# Excerpt
## Start

The RRO replaced around 70 separate pieces of legislation that previously governed commercial fire safety. It ensures that there is a designated person responsible for taking reasonable measures to prevent an outbreak of fire for every building covered by the act. That same person also needs to do everything possible to ensure that occupants can escape safely from the building if a fire breaks out. 

These measures should be included in the fire risk assessment.

What is involved in the fire risk assessment?

A fire risk assessment is a thorough evaluation identifying the risks and hazards of a commercial property. As the Responsible Person is legally in charge of the property, they must ensure that a competent person has conducted a fire risk assessment.

The risk assessment includes five steps:

Step 1: Identify any hazards on the premises

For example, sources of fuel, oxygen, and ignition must be stored separately and correctly to prevent accidental combustion.

Step 2: Identify the people who are most at risk 

There may be particularly vulnerable people in the building who will be at additional risk in the event of a fire, including children, older people, or the disabled. These people may need extra help to ensure they are alerted and evacuated effectively. The fire risk assessment must detail how they can evacuate safely in an emergency.

Step 3: Evaluate, remove, reduce, and protect from risk

The plan should evaluate the specific level of risk for the premises, and fire hazards should be removed where possible. 

  • Separate flammable materials from ignition sources
  • Replace flammable materials with less risky (or flame-retardant) materials 
  • Have a safe smoking policy

On fire detection and alarm systems:

  • A reliable fire detection and alarm system must be installed. This will vary depending on the size and nature of the property, but it must always be capable of detecting a fire and alerting the people inside the building. 

Have fire extinguishers available:

  • Have a multipurpose extinguisher that is in date
  • Have one fire extinguisher for every 200m² of your premises 

There must be fire doors throughout the premises:

  • On the escape path, every fire safety exit door must be operable without a key or specialised training.
  • Doors on the escape path in buildings with a high volume of people should be operable with push pads or push bars.

Safe escape routes must be available:

  • Every occupant must have an escape route, and effective emergency signs must guide those escaping a fire.

Step 4: Record, plan, inform, instruct, and train

The Responsible Person must:

  • Record any major findings and actions taken
  • Discuss and work with other responsible people
  • Prepare an emergency plan
  • Inform and instruct relevant people
  • Provide training

Step 5: Review and Revise

The risk assessment must be regularly reviewed and revised to ensure it remains fit for purpose.

## End

# Material

## Start

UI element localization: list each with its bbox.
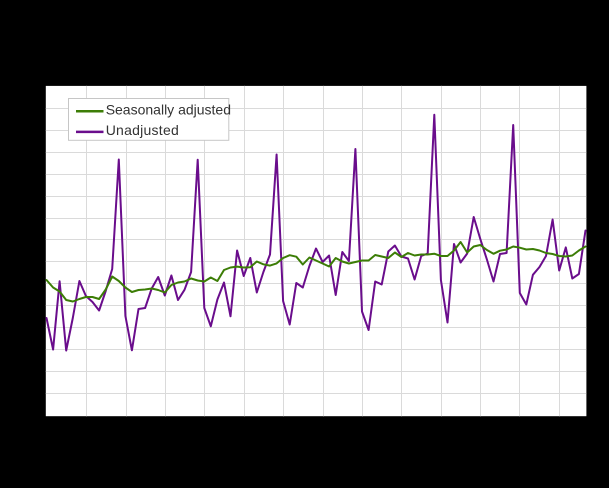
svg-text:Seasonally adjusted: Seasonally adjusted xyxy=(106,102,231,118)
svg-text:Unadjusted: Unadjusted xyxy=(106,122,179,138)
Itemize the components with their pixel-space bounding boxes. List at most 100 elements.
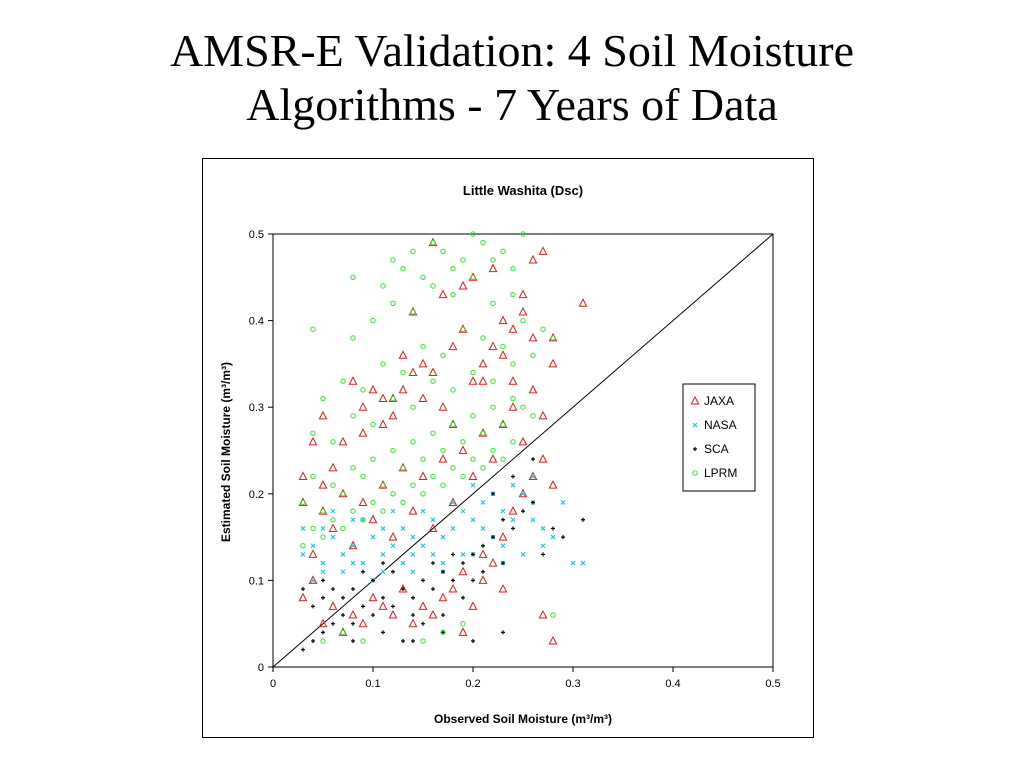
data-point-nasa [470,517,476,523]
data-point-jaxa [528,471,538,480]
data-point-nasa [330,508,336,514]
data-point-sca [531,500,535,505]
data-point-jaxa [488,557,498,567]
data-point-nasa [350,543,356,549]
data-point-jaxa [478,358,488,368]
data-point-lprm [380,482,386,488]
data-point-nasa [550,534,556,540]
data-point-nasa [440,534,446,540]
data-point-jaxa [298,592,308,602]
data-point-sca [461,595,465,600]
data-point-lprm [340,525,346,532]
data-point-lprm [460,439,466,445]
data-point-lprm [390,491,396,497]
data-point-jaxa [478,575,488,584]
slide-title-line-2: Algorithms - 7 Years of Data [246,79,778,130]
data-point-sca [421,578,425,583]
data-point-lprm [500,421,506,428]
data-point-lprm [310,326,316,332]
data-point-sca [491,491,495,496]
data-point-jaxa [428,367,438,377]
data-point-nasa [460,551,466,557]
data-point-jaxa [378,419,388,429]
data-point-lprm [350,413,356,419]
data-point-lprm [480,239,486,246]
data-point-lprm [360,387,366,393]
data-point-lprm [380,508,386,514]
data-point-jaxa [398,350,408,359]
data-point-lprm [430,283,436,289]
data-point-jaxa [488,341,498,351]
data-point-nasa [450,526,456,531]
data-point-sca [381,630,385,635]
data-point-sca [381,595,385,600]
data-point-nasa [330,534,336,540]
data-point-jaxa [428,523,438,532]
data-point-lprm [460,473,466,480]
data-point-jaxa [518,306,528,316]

## End

# Directions for this task
Please extend the text on fire risk assessment above, starting after its final sentence about regularly reviewing and revising the assessment.

# The result
Which buildings are affected by the new fire regulations?

The regulations apply to any building in England with two or more residential units. Buildings could be residential, mixed-use developments, apartment buildings (new or renovated), student housing, multi-family homes, or senior living.

The regulations do not impact single private dwelling houses or maisonettes containing two flats.

The Fire Safety (England) Regulations 2022 split multi-occupied residential buildings into three categories:

  1. All multi-occupied residential buildings (with two or more sets of domestic premises)
  2. Multi-occupied residential buildings above 11 metres
  3. High-rise, multi-occupied residential buildings above 18 metres (seven stories or more)

What are the Responsible Person’s responsibilities under the Fire Safety Regulations 2022?

The Fire Safety (England) Regulations 2022 detail new duties for the Responsible Person. 

For all multi-occupied residential buildings, Responsible Persons must:
  • Provide residents with information detailing the importance of fire doors in fire safety
  • Provide residents with pertinent fire safety instructions, including information on how to report a fire and instructions on what residents should do in the event of a fire (based on the building's evacuation plan)
For multi-occupied residential buildings over 11 metres in height, Responsible Persons must:
  • Carry out quarterly checks on all communal fire doors 
  • Carry out annual checks on flat entrance doors
For high-rise residential buildings, Responsible Persons must:
  • Provide current electronic building floor plans to their local Fire and Rescue Service and keep a hard copy of these plans on-site, together with a one-page building plan that lists important equipment to tackle fires.
  • Advise the Fire and Rescue Service of any significant alterations to the external wall system of a high-rise building, and provide information regarding the design and materials of that wall system. Additionally, they must disclose any mitigating measures adopted and the level of risk caused by the external wall structure's design and the materials used.
  • Conduct regular inspections of the building's standard lifts and evacuation lifts for use by firefighters. They must also verify the effectiveness of other essential pieces of firefighting gear. If a lift or other piece of equipment is found to be malfunctioning and cannot be repaired within 24 hours, they must immediately notify their local fire and Rescue Service. The results of the checks will then need to be documented and made available to the inhabitants.
  • Install and keep a safe information box inside their building. The Responsible Person's name, address, phone number, and physical copies of the building's floor plans must be included in this box.
  • Install signs in the stairwells of buildings indicating flat and floor numbers. These should be visible in poor light or smoky environments.

Fire safety training courses are a great way for the Responsible Person to keep up to date with the latest legislation and help maintain a high level of compliance.

Will compliance with the new fire regulations be expensive?

Compliance will likely result in additional expenses, including hiring a fire consultant, fixing signs, and paying for lift maintenance and firefighting tools. 

However, the new fire safety regulations do not stipulate who should pay for compliance. Therefore, the parties engaged in the ownership, management, and occupation of affected buildings must negotiate who is responsible for compliance. 

Ultimately, who pays will depend on the conditions of the agreements established by the parties, including operational agreements, leases for the use of real estate, and management contracts.

How much compliance costs depend on the current state of your building, but working with an experienced consultant will future-proof your building and help avoid penalties for non-compliance.

What are the penalties for non-compliance?

Fire safety officers will first try to help you comply before they resort to punishments. However, not complying can be expensive.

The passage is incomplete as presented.